Print each line exactly as it is given.

- Data section -
━━━━

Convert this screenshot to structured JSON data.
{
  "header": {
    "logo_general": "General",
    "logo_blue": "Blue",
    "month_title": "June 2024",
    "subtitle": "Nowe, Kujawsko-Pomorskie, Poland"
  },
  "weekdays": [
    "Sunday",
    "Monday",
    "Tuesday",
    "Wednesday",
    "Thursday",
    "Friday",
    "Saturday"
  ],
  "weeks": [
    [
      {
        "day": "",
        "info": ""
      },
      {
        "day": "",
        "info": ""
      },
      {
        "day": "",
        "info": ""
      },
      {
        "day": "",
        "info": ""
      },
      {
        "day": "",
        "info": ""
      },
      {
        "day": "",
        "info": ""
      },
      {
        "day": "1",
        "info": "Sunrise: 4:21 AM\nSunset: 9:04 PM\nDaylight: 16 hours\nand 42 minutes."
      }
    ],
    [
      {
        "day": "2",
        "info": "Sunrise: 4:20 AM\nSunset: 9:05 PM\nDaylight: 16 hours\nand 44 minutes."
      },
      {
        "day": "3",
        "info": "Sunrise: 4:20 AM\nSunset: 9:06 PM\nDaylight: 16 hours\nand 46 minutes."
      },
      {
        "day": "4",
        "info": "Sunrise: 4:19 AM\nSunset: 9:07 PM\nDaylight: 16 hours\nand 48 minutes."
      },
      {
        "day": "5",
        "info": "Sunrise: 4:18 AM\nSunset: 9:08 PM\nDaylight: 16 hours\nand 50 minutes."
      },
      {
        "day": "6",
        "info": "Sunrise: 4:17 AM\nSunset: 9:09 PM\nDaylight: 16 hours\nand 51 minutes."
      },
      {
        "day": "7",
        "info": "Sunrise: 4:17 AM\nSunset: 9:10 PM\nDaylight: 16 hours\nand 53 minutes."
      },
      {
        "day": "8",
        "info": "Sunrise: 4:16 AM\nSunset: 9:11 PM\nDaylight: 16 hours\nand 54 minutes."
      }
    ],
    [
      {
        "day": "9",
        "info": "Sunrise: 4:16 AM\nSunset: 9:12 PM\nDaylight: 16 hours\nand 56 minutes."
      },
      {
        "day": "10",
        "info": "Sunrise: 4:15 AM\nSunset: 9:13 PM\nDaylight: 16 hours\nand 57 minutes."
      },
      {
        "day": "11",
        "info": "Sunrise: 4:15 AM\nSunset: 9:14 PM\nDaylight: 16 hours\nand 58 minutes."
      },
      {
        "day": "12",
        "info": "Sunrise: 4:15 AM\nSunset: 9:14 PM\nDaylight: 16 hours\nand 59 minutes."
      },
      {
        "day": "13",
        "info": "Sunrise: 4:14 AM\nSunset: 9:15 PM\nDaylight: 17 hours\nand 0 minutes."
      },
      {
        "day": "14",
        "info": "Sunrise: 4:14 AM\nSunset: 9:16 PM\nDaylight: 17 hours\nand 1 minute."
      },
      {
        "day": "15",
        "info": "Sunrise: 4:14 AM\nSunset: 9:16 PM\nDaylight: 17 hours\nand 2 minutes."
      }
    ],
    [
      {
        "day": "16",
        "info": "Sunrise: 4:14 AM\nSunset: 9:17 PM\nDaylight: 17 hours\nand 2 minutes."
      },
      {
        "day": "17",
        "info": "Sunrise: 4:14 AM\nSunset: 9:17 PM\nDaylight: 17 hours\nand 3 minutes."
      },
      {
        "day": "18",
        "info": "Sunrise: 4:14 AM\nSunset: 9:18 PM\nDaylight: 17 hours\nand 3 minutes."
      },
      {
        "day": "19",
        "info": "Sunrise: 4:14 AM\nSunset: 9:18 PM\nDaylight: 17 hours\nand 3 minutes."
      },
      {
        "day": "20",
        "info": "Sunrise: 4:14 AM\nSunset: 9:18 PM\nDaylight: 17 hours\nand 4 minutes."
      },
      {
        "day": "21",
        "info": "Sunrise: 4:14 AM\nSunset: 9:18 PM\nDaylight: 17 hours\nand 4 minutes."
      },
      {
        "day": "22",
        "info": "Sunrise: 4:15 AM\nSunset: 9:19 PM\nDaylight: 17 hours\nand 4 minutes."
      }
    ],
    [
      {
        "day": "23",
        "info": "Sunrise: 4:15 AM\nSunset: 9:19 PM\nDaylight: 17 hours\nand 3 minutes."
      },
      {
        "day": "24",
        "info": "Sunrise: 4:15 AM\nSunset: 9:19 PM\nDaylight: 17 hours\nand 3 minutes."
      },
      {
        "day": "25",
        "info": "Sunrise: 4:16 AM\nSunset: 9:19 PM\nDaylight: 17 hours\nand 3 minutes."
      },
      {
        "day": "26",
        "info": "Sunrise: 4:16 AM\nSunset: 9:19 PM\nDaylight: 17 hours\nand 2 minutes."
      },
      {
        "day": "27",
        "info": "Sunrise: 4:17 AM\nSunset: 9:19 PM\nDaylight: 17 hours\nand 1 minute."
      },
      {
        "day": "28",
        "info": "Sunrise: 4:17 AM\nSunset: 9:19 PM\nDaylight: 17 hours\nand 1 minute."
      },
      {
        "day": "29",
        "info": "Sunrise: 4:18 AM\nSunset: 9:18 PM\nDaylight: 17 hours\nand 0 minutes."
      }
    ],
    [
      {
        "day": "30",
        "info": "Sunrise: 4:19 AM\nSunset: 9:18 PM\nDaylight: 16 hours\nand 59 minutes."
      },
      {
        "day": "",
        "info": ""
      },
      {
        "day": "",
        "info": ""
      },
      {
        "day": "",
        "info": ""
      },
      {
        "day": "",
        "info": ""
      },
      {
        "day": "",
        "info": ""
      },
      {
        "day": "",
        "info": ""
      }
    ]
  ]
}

━━━━

- Response below -
Convert this screenshot to structured JSON data.
{
  "header": {
    "logo_general": "General",
    "logo_blue": "Blue",
    "month_title": "June 2024",
    "subtitle": "Nowe, Kujawsko-Pomorskie, Poland"
  },
  "weekdays": [
    "Sunday",
    "Monday",
    "Tuesday",
    "Wednesday",
    "Thursday",
    "Friday",
    "Saturday"
  ],
  "weeks": [
    [
      {
        "day": "",
        "info": ""
      },
      {
        "day": "",
        "info": ""
      },
      {
        "day": "",
        "info": ""
      },
      {
        "day": "",
        "info": ""
      },
      {
        "day": "",
        "info": ""
      },
      {
        "day": "",
        "info": ""
      },
      {
        "day": "1",
        "info": "Sunrise: 4:21 AM\nSunset: 9:04 PM\nDaylight: 16 hours\nand 42 minutes."
      }
    ],
    [
      {
        "day": "2",
        "info": "Sunrise: 4:20 AM\nSunset: 9:05 PM\nDaylight: 16 hours\nand 44 minutes."
      },
      {
        "day": "3",
        "info": "Sunrise: 4:20 AM\nSunset: 9:06 PM\nDaylight: 16 hours\nand 46 minutes."
      },
      {
        "day": "4",
        "info": "Sunrise: 4:19 AM\nSunset: 9:07 PM\nDaylight: 16 hours\nand 48 minutes."
      },
      {
        "day": "5",
        "info": "Sunrise: 4:18 AM\nSunset: 9:08 PM\nDaylight: 16 hours\nand 50 minutes."
      },
      {
        "day": "6",
        "info": "Sunrise: 4:17 AM\nSunset: 9:09 PM\nDaylight: 16 hours\nand 51 minutes."
      },
      {
        "day": "7",
        "info": "Sunrise: 4:17 AM\nSunset: 9:10 PM\nDaylight: 16 hours\nand 53 minutes."
      },
      {
        "day": "8",
        "info": "Sunrise: 4:16 AM\nSunset: 9:11 PM\nDaylight: 16 hours\nand 54 minutes."
      }
    ],
    [
      {
        "day": "9",
        "info": "Sunrise: 4:16 AM\nSunset: 9:12 PM\nDaylight: 16 hours\nand 56 minutes."
      },
      {
        "day": "10",
        "info": "Sunrise: 4:15 AM\nSunset: 9:13 PM\nDaylight: 16 hours\nand 57 minutes."
      },
      {
        "day": "11",
        "info": "Sunrise: 4:15 AM\nSunset: 9:14 PM\nDaylight: 16 hours\nand 58 minutes."
      },
      {
        "day": "12",
        "info": "Sunrise: 4:15 AM\nSunset: 9:14 PM\nDaylight: 16 hours\nand 59 minutes."
      },
      {
        "day": "13",
        "info": "Sunrise: 4:14 AM\nSunset: 9:15 PM\nDaylight: 17 hours\nand 0 minutes."
      },
      {
        "day": "14",
        "info": "Sunrise: 4:14 AM\nSunset: 9:16 PM\nDaylight: 17 hours\nand 1 minute."
      },
      {
        "day": "15",
        "info": "Sunrise: 4:14 AM\nSunset: 9:16 PM\nDaylight: 17 hours\nand 2 minutes."
      }
    ],
    [
      {
        "day": "16",
        "info": "Sunrise: 4:14 AM\nSunset: 9:17 PM\nDaylight: 17 hours\nand 2 minutes."
      },
      {
        "day": "17",
        "info": "Sunrise: 4:14 AM\nSunset: 9:17 PM\nDaylight: 17 hours\nand 3 minutes."
      },
      {
        "day": "18",
        "info": "Sunrise: 4:14 AM\nSunset: 9:18 PM\nDaylight: 17 hours\nand 3 minutes."
      },
      {
        "day": "19",
        "info": "Sunrise: 4:14 AM\nSunset: 9:18 PM\nDaylight: 17 hours\nand 3 minutes."
      },
      {
        "day": "20",
        "info": "Sunrise: 4:14 AM\nSunset: 9:18 PM\nDaylight: 17 hours\nand 4 minutes."
      },
      {
        "day": "21",
        "info": "Sunrise: 4:14 AM\nSunset: 9:18 PM\nDaylight: 17 hours\nand 4 minutes."
      },
      {
        "day": "22",
        "info": "Sunrise: 4:15 AM\nSunset: 9:19 PM\nDaylight: 17 hours\nand 4 minutes."
      }
    ],
    [
      {
        "day": "23",
        "info": "Sunrise: 4:15 AM\nSunset: 9:19 PM\nDaylight: 17 hours\nand 3 minutes."
      },
      {
        "day": "24",
        "info": "Sunrise: 4:15 AM\nSunset: 9:19 PM\nDaylight: 17 hours\nand 3 minutes."
      },
      {
        "day": "25",
        "info": "Sunrise: 4:16 AM\nSunset: 9:19 PM\nDaylight: 17 hours\nand 3 minutes."
      },
      {
        "day": "26",
        "info": "Sunrise: 4:16 AM\nSunset: 9:19 PM\nDaylight: 17 hours\nand 2 minutes."
      },
      {
        "day": "27",
        "info": "Sunrise: 4:17 AM\nSunset: 9:19 PM\nDaylight: 17 hours\nand 1 minute."
      },
      {
        "day": "28",
        "info": "Sunrise: 4:17 AM\nSunset: 9:19 PM\nDaylight: 17 hours\nand 1 minute."
      },
      {
        "day": "29",
        "info": "Sunrise: 4:18 AM\nSunset: 9:18 PM\nDaylight: 17 hours\nand 0 minutes."
      }
    ],
    [
      {
        "day": "30",
        "info": "Sunrise: 4:19 AM\nSunset: 9:18 PM\nDaylight: 16 hours\nand 59 minutes."
      },
      {
        "day": "",
        "info": ""
      },
      {
        "day": "",
        "info": ""
      },
      {
        "day": "",
        "info": ""
      },
      {
        "day": "",
        "info": ""
      },
      {
        "day": "",
        "info": ""
      },
      {
        "day": "",
        "info": ""
      }
    ]
  ]
}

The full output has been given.